- Given problem: Take all the material and copy it exactly.

- Dataset items:

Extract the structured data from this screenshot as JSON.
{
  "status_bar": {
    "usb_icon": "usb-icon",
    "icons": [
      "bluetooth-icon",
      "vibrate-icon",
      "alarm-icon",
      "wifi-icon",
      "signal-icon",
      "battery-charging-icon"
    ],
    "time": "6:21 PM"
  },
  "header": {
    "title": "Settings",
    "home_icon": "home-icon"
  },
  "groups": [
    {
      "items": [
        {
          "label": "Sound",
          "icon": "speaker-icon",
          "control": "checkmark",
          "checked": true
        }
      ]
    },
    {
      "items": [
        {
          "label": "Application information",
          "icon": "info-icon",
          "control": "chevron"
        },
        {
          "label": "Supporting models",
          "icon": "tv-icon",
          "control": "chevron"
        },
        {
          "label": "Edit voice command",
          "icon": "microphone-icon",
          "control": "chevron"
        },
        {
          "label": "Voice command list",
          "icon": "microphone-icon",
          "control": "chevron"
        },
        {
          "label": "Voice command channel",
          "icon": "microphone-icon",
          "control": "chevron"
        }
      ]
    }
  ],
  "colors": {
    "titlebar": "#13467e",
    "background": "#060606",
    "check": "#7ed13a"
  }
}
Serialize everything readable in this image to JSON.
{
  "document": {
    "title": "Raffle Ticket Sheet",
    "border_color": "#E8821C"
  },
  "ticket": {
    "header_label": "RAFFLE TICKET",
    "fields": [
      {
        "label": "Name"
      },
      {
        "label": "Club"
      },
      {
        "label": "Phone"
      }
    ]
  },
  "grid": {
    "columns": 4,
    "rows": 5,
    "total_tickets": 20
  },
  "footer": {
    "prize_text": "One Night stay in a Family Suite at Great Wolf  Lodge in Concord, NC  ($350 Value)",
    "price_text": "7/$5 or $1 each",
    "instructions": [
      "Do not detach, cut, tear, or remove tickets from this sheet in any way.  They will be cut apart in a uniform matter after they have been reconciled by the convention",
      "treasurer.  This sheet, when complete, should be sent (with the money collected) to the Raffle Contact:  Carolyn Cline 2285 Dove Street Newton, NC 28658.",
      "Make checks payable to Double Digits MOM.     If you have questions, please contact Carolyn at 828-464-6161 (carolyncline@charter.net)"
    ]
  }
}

- Exercise solution:
Extract the structured data from this screenshot as JSON.
{
  "status_bar": {
    "usb_icon": "usb-icon",
    "icons": [
      "bluetooth-icon",
      "vibrate-icon",
      "alarm-icon",
      "wifi-icon",
      "signal-icon",
      "battery-charging-icon"
    ],
    "time": "6:21 PM"
  },
  "header": {
    "title": "Settings",
    "home_icon": "home-icon"
  },
  "groups": [
    {
      "items": [
        {
          "label": "Sound",
          "icon": "speaker-icon",
          "control": "checkmark",
          "checked": true
        }
      ]
    },
    {
      "items": [
        {
          "label": "Application information",
          "icon": "info-icon",
          "control": "chevron"
        },
        {
          "label": "Supporting models",
          "icon": "tv-icon",
          "control": "chevron"
        },
        {
          "label": "Edit voice command",
          "icon": "microphone-icon",
          "control": "chevron"
        },
        {
          "label": "Voice command list",
          "icon": "microphone-icon",
          "control": "chevron"
        },
        {
          "label": "Voice command channel",
          "icon": "microphone-icon",
          "control": "chevron"
        }
      ]
    }
  ],
  "colors": {
    "titlebar": "#13467e",
    "background": "#060606",
    "check": "#7ed13a"
  }
}
Serialize everything readable in this image to JSON.
{
  "document": {
    "title": "Raffle Ticket Sheet",
    "border_color": "#E8821C"
  },
  "ticket": {
    "header_label": "RAFFLE TICKET",
    "fields": [
      {
        "label": "Name"
      },
      {
        "label": "Club"
      },
      {
        "label": "Phone"
      }
    ]
  },
  "grid": {
    "columns": 4,
    "rows": 5,
    "total_tickets": 20
  },
  "footer": {
    "prize_text": "One Night stay in a Family Suite at Great Wolf  Lodge in Concord, NC  ($350 Value)",
    "price_text": "7/$5 or $1 each",
    "instructions": [
      "Do not detach, cut, tear, or remove tickets from this sheet in any way.  They will be cut apart in a uniform matter after they have been reconciled by the convention",
      "treasurer.  This sheet, when complete, should be sent (with the money collected) to the Raffle Contact:  Carolyn Cline 2285 Dove Street Newton, NC 28658.",
      "Make checks payable to Double Digits MOM.     If you have questions, please contact Carolyn at 828-464-6161 (carolyncline@charter.net)"
    ]
  }
}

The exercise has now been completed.